Stored records
>> begin
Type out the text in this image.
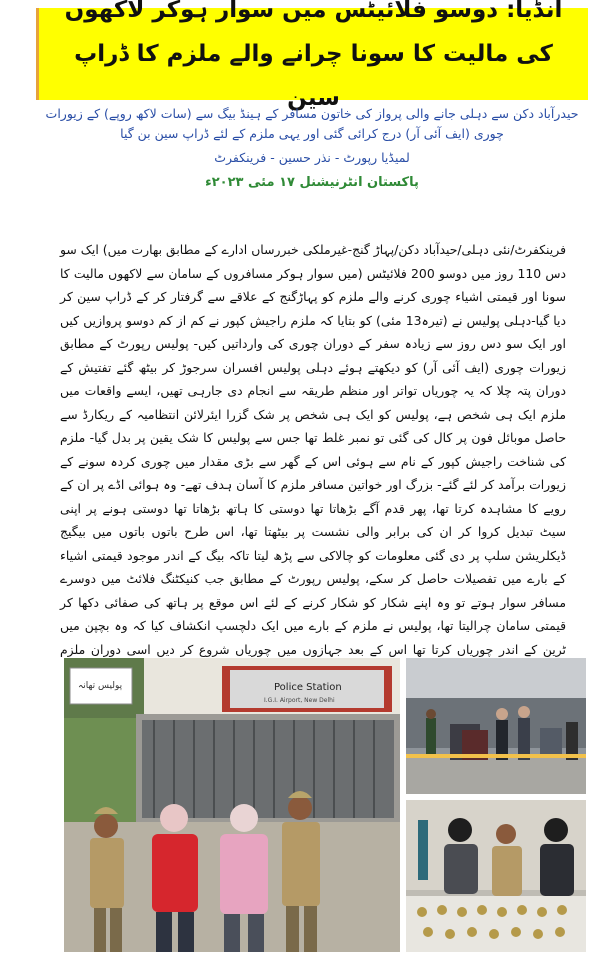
انڈیا: دوسو فلائیٹس میں سوار ہوکر لاکھوں کی مالیت کا سونا چرانے والے ملزم کا ڈراپ سین
حیدرآباد دکن سے دہلی جانے والی پرواز کی خاتون مسافر کے ہینڈ بیگ سے (سات لاکھ روپے) کے زیورات چوری (ایف آئی آر) درج کرائی گئی اور یہی ملزم کے لئے ڈراپ سین بن گیا
لمیڈیا رپورٹ - نذر حسین - فرینکفرٹ
پاکستان انٹرنیشنل ۱۷ مئی ۲۰۲۳ء
فرینکفرٹ/نئی دہلی/حیدآباد دکن/پہاڑ گنج-غیرملکی خبررساں ادارے کے مطابق بھارت میں) ایک سو دس 110 روز میں دوسو 200 فلائیٹس (میں سوار ہوکر مسافروں کے سامان سے لاکھوں مالیت کا سونا اور قیمتی اشیاء چوری کرنے والے ملزم کو پہاڑگنج کے علاقے سے گرفتار کر کے ڈراپ سین کر دیا گیا-دہلی پولیس نے (تیرہ13 مئی) کو بتایا کہ ملزم راجیش کپور نے کم از کم دوسو پروازیں کیں اور ایک سو دس روز سے زیادہ سفر کے دوران چوری کی وارداتیں کیں- پولیس رپورٹ کے مطابق زیورات چوری (ایف آئی آر) کو دیکھتے ہوئے دہلی پولیس افسران سرجوڑ کر بیٹھ گئے تفتیش کے دوران پتہ چلا کہ یہ چوریاں تواتر اور منظم طریقہ سے انجام دی جارہی تھیں، ایسے واقعات میں ملزم ایک ہی شخص ہے، پولیس کو ایک ہی شخص پر شک گزرا ایئرلائن انتظامیہ کے ریکارڈ سے حاصل موبائل فون پر کال کی گئی تو نمبر غلط تھا جس سے پولیس کا شک یقین پر بدل گیا- ملزم کی شناخت راجیش کپور کے نام سے ہوئی اس کے گھر سے بڑی مقدار میں چوری کردہ سونے کے زیورات برآمد کر لئے گئے- بزرگ اور خواتین مسافر ملزم کا آسان ہدف تھے- وہ ہوائی اڈے پر ان کے رویے کا مشاہدہ کرتا تھا، پھر قدم آگے بڑھاتا تھا دوستی کا ہاتھ بڑھاتا تھا دوستی ہونے پر اپنی سیٹ تبدیل کروا کر ان کی برابر والی نشست پر بیٹھتا تھا، اس طرح باتوں باتوں میں بیگیج ڈیکلریشن سلپ پر دی گئی معلومات کو چالاکی سے پڑھ لیتا تاکہ بیگ کے اندر موجود قیمتی اشیاء کے بارے میں تفصیلات حاصل کر سکے، پولیس رپورٹ کے مطابق جب کنیکٹنگ فلائٹ میں دوسرے مسافر سوار ہوتے تو وہ اپنے شکار کو شکار کرنے کے لئے اس موقع پر ہاتھ کی صفائی دکھا کر قیمتی سامان چرالیتا تھا، پولیس نے ملزم کے بارے میں ایک دلچسپ انکشاف کیا کہ وہ بچپن میں ٹرین کے اندر چوریاں کرتا تھا اس کے بعد جہازوں میں چوریاں شروع کر دیں اسی دوران ملزم
پولیس تھانہ	Police Station
I.G.I. Airport, New Delhi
>> end
All of the records need repeating exactly, except for the pictures.

Type out the text in this image.
انڈیا: دوسو فلائیٹس میں سوار ہوکر لاکھوں کی مالیت کا سونا چرانے والے ملزم کا ڈراپ سین
حیدرآباد دکن سے دہلی جانے والی پرواز کی خاتون مسافر کے ہینڈ بیگ سے (سات لاکھ روپے) کے زیورات چوری (ایف آئی آر) درج کرائی گئی اور یہی ملزم کے لئے ڈراپ سین بن گیا
لمیڈیا رپورٹ - نذر حسین - فرینکفرٹ
پاکستان انٹرنیشنل ۱۷ مئی ۲۰۲۳ء
فرینکفرٹ/نئی دہلی/حیدآباد دکن/پہاڑ گنج-غیرملکی خبررساں ادارے کے مطابق بھارت میں) ایک سو دس 110 روز میں دوسو 200 فلائیٹس (میں سوار ہوکر مسافروں کے سامان سے لاکھوں مالیت کا سونا اور قیمتی اشیاء چوری کرنے والے ملزم کو پہاڑگنج کے علاقے سے گرفتار کر کے ڈراپ سین کر دیا گیا-دہلی پولیس نے (تیرہ13 مئی) کو بتایا کہ ملزم راجیش کپور نے کم از کم دوسو پروازیں کیں اور ایک سو دس روز سے زیادہ سفر کے دوران چوری کی وارداتیں کیں- پولیس رپورٹ کے مطابق زیورات چوری (ایف آئی آر) کو دیکھتے ہوئے دہلی پولیس افسران سرجوڑ کر بیٹھ گئے تفتیش کے دوران پتہ چلا کہ یہ چوریاں تواتر اور منظم طریقہ سے انجام دی جارہی تھیں، ایسے واقعات میں ملزم ایک ہی شخص ہے، پولیس کو ایک ہی شخص پر شک گزرا ایئرلائن انتظامیہ کے ریکارڈ سے حاصل موبائل فون پر کال کی گئی تو نمبر غلط تھا جس سے پولیس کا شک یقین پر بدل گیا- ملزم کی شناخت راجیش کپور کے نام سے ہوئی اس کے گھر سے بڑی مقدار میں چوری کردہ سونے کے زیورات برآمد کر لئے گئے- بزرگ اور خواتین مسافر ملزم کا آسان ہدف تھے- وہ ہوائی اڈے پر ان کے رویے کا مشاہدہ کرتا تھا، پھر قدم آگے بڑھاتا تھا دوستی کا ہاتھ بڑھاتا تھا دوستی ہونے پر اپنی سیٹ تبدیل کروا کر ان کی برابر والی نشست پر بیٹھتا تھا، اس طرح باتوں باتوں میں بیگیج ڈیکلریشن سلپ پر دی گئی معلومات کو چالاکی سے پڑھ لیتا تاکہ بیگ کے اندر موجود قیمتی اشیاء کے بارے میں تفصیلات حاصل کر سکے، پولیس رپورٹ کے مطابق جب کنیکٹنگ فلائٹ میں دوسرے مسافر سوار ہوتے تو وہ اپنے شکار کو شکار کرنے کے لئے اس موقع پر ہاتھ کی صفائی دکھا کر قیمتی سامان چرالیتا تھا، پولیس نے ملزم کے بارے میں ایک دلچسپ انکشاف کیا کہ وہ بچپن میں ٹرین کے اندر چوریاں کرتا تھا اس کے بعد جہازوں میں چوریاں شروع کر دیں اسی دوران ملزم
پولیس تھانہ	Police Station
I.G.I. Airport, New Delhi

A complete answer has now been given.